─── EXCERPTED DATA ───

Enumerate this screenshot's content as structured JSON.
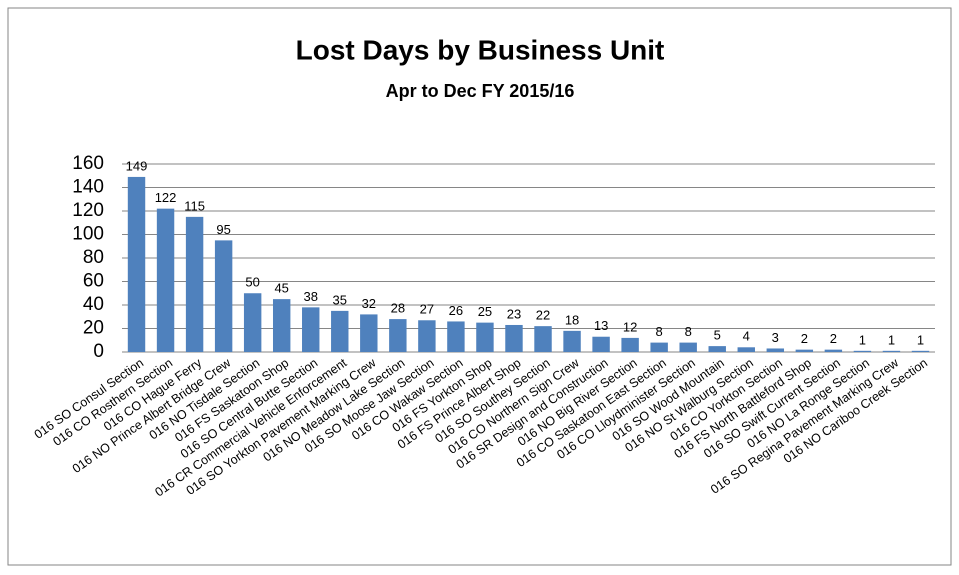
{
  "chart_data": {
    "type": "bar",
    "title": "Lost Days by Business Unit",
    "subtitle": "Apr to Dec FY 2015/16",
    "categories": [
      "016 SO Consul Section",
      "016 CO Rosthern Section",
      "016 CO Hague Ferry",
      "016 NO Prince Albert Bridge Crew",
      "016 NO Tisdale Section",
      "016 FS Saskatoon Shop",
      "016 SO Central Butte Section",
      "016 CR Commercial Vehicle Enforcement",
      "016 SO Yorkton Pavement Marking Crew",
      "016 NO Meadow Lake Section",
      "016 SO Moose Jaw Section",
      "016 CO Wakaw Section",
      "016 FS Yorkton Shop",
      "016 FS Prince Albert Shop",
      "016 SO Southey Section",
      "016 CO Northern Sign Crew",
      "016 SR Design and Construction",
      "016 NO Big River Section",
      "016 CO Saskatoon East Section",
      "016 CO Lloydminister Section",
      "016 SO Wood Mountain",
      "016 NO St Walburg Section",
      "016 CO Yorkton Section",
      "016 FS North Battleford Shop",
      "016 SO Swift Current Section",
      "016 NO La Ronge Section",
      "016 SO Regina Pavement Marking Crew",
      "016 NO Cariboo Creek Section"
    ],
    "values": [
      149,
      122,
      115,
      95,
      50,
      45,
      38,
      35,
      32,
      28,
      27,
      26,
      25,
      23,
      22,
      18,
      13,
      12,
      8,
      8,
      5,
      4,
      3,
      2,
      2,
      1,
      1,
      1
    ],
    "color": "#4f81bd",
    "ylim": [
      0,
      160
    ],
    "yticks": [
      0,
      20,
      40,
      60,
      80,
      100,
      120,
      140,
      160
    ],
    "grid": true
  }
}
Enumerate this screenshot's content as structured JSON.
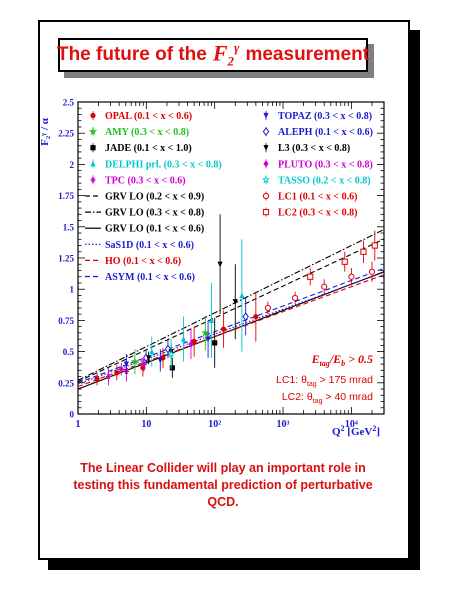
{
  "title": {
    "prefix": "The future of the",
    "math": "F₂^γ",
    "suffix": "measurement"
  },
  "caption": [
    "The Linear Collider will play an important role in",
    "testing this fundamental prediction of perturbative",
    "QCD."
  ],
  "chart_data": {
    "type": "scatter",
    "xscale": "log",
    "xlim": [
      1,
      30000
    ],
    "ylim": [
      0,
      2.5
    ],
    "xlabel": "Q² [GeV²]",
    "ylabel": "F₂^γ / α",
    "x_ticks": [
      "1",
      "10",
      "10²",
      "10³",
      "10⁴"
    ],
    "y_ticks": [
      "0",
      "0.25",
      "0.5",
      "0.75",
      "1",
      "1.25",
      "1.5",
      "1.75",
      "2",
      "2.25",
      "2.5"
    ],
    "legend_left": [
      {
        "label": "OPAL (0.1 < x < 0.6)",
        "color": "#e00000",
        "marker": "dot"
      },
      {
        "label": "AMY (0.3 < x < 0.8)",
        "color": "#20c020",
        "marker": "star"
      },
      {
        "label": "JADE (0.1 < x < 1.0)",
        "color": "#000000",
        "marker": "square"
      },
      {
        "label": "DELPHI prl. (0.3 < x < 0.8)",
        "color": "#00c8d0",
        "marker": "triangle"
      },
      {
        "label": "TPC (0.3 < x < 0.6)",
        "color": "#d000d0",
        "marker": "asterisk"
      },
      {
        "label": "GRV LO (0.2 < x < 0.9)",
        "color": "#000000",
        "marker": "line-dashed"
      },
      {
        "label": "GRV LO (0.3 < x < 0.8)",
        "color": "#000000",
        "marker": "line-dashdot"
      },
      {
        "label": "GRV LO (0.1 < x < 0.6)",
        "color": "#000000",
        "marker": "line-solid"
      },
      {
        "label": "SaS1D (0.1 < x < 0.6)",
        "color": "#1a1ad0",
        "marker": "line-dotted"
      },
      {
        "label": "HO (0.1 < x < 0.6)",
        "color": "#e00000",
        "marker": "line-dashed"
      },
      {
        "label": "ASYM (0.1 < x < 0.6)",
        "color": "#1a1ad0",
        "marker": "line-dashed"
      }
    ],
    "legend_right": [
      {
        "label": "TOPAZ (0.3 < x < 0.8)",
        "color": "#1a1ad0",
        "marker": "tri-down"
      },
      {
        "label": "ALEPH (0.1 < x < 0.6)",
        "color": "#1a1ad0",
        "marker": "diamond-open"
      },
      {
        "label": "L3 (0.3 < x < 0.8)",
        "color": "#000000",
        "marker": "tri-down"
      },
      {
        "label": "PLUTO (0.3 < x < 0.8)",
        "color": "#d000d0",
        "marker": "diamond"
      },
      {
        "label": "TASSO (0.2 < x < 0.8)",
        "color": "#00c8d0",
        "marker": "star-open"
      },
      {
        "label": "LC1 (0.1 < x < 0.6)",
        "color": "#e00000",
        "marker": "circle-open"
      },
      {
        "label": "LC2 (0.3 < x < 0.8)",
        "color": "#e00000",
        "marker": "square-open"
      }
    ],
    "annotations": [
      {
        "text": "E_tag / E_b > 0.5",
        "color": "#e00000"
      },
      {
        "text": "LC1: θ_tag > 175 mrad",
        "color": "#e00000"
      },
      {
        "text": "LC2: θ_tag >  40 mrad",
        "color": "#e00000"
      }
    ],
    "series": [
      {
        "name": "OPAL (0.1 < x < 0.6)",
        "color": "#e00000",
        "marker": "dot",
        "points": [
          [
            1.9,
            0.28,
            0.05
          ],
          [
            3.7,
            0.33,
            0.06
          ],
          [
            8.9,
            0.37,
            0.07
          ],
          [
            17.5,
            0.45,
            0.08
          ],
          [
            50,
            0.58,
            0.12
          ],
          [
            135,
            0.68,
            0.15
          ],
          [
            400,
            0.78,
            0.2
          ]
        ]
      },
      {
        "name": "AMY (0.3 < x < 0.8)",
        "color": "#20c020",
        "marker": "star",
        "points": [
          [
            6.8,
            0.42,
            0.1
          ],
          [
            73,
            0.65,
            0.14
          ]
        ]
      },
      {
        "name": "JADE (0.1 < x < 1.0)",
        "color": "#000000",
        "marker": "square",
        "points": [
          [
            24,
            0.37,
            0.08
          ],
          [
            100,
            0.57,
            0.2
          ]
        ]
      },
      {
        "name": "DELPHI prl. (0.3 < x < 0.8)",
        "color": "#00c8d0",
        "marker": "triangle",
        "points": [
          [
            12,
            0.5,
            0.12
          ],
          [
            35,
            0.6,
            0.18
          ],
          [
            90,
            0.75,
            0.3
          ],
          [
            250,
            0.95,
            0.45
          ]
        ]
      },
      {
        "name": "TPC (0.3 < x < 0.6)",
        "color": "#d000d0",
        "marker": "asterisk",
        "points": [
          [
            2.8,
            0.3,
            0.07
          ],
          [
            5.1,
            0.34,
            0.08
          ]
        ]
      },
      {
        "name": "TOPAZ (0.3 < x < 0.8)",
        "color": "#1a1ad0",
        "marker": "tri-down",
        "points": [
          [
            5.1,
            0.4,
            0.08
          ],
          [
            16,
            0.43,
            0.09
          ],
          [
            80,
            0.6,
            0.15
          ]
        ]
      },
      {
        "name": "ALEPH (0.1 < x < 0.6)",
        "color": "#1a1ad0",
        "marker": "diamond-open",
        "points": [
          [
            9.9,
            0.45,
            0.06
          ],
          [
            20.7,
            0.52,
            0.07
          ],
          [
            284,
            0.78,
            0.15
          ]
        ]
      },
      {
        "name": "L3 (0.3 < x < 0.8)",
        "color": "#000000",
        "marker": "tri-down",
        "points": [
          [
            10.8,
            0.45,
            0.05
          ],
          [
            23.1,
            0.5,
            0.06
          ],
          [
            120,
            1.2,
            0.4
          ],
          [
            200,
            0.9,
            0.3
          ]
        ]
      },
      {
        "name": "PLUTO (0.3 < x < 0.8)",
        "color": "#d000d0",
        "marker": "diamond",
        "points": [
          [
            4.3,
            0.36,
            0.05
          ],
          [
            9.2,
            0.4,
            0.06
          ],
          [
            45,
            0.56,
            0.12
          ]
        ]
      },
      {
        "name": "TASSO (0.2 < x < 0.8)",
        "color": "#00c8d0",
        "marker": "star-open",
        "points": [
          [
            23,
            0.48,
            0.12
          ]
        ]
      },
      {
        "name": "LC1 (0.1 < x < 0.6)",
        "color": "#e00000",
        "marker": "circle-open",
        "points": [
          [
            600,
            0.85,
            0.05
          ],
          [
            1500,
            0.93,
            0.05
          ],
          [
            4000,
            1.02,
            0.06
          ],
          [
            10000,
            1.1,
            0.07
          ],
          [
            20000,
            1.14,
            0.08
          ]
        ]
      },
      {
        "name": "LC2 (0.3 < x < 0.8)",
        "color": "#e00000",
        "marker": "square-open",
        "points": [
          [
            2500,
            1.1,
            0.07
          ],
          [
            8000,
            1.22,
            0.08
          ],
          [
            15000,
            1.3,
            0.09
          ],
          [
            22000,
            1.35,
            0.12
          ]
        ]
      }
    ],
    "curves": [
      {
        "name": "GRV LO (0.2 < x < 0.9)",
        "color": "#000000",
        "style": "dashed",
        "a": 0.26,
        "b": 0.255
      },
      {
        "name": "GRV LO (0.3 < x < 0.8)",
        "color": "#000000",
        "style": "dashdot",
        "a": 0.27,
        "b": 0.27
      },
      {
        "name": "GRV LO (0.1 < x < 0.6)",
        "color": "#000000",
        "style": "solid",
        "a": 0.2,
        "b": 0.21
      },
      {
        "name": "SaS1D (0.1 < x < 0.6)",
        "color": "#1a1ad0",
        "style": "dotted",
        "a": 0.24,
        "b": 0.2
      },
      {
        "name": "HO (0.1 < x < 0.6)",
        "color": "#e00000",
        "style": "dashed",
        "a": 0.22,
        "b": 0.2
      },
      {
        "name": "ASYM (0.1 < x < 0.6)",
        "color": "#1a1ad0",
        "style": "dashed",
        "a": 0.25,
        "b": 0.205
      }
    ]
  }
}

───

**WRITTEN TASK:** Lines that hold the word "DELPHI" are the ones to return, every one of them.

**SOLVED PROBLEM:**
        "label": "DELPHI prl. (0.3 < x < 0.8)",
        "name": "DELPHI prl. (0.3 < x < 0.8)",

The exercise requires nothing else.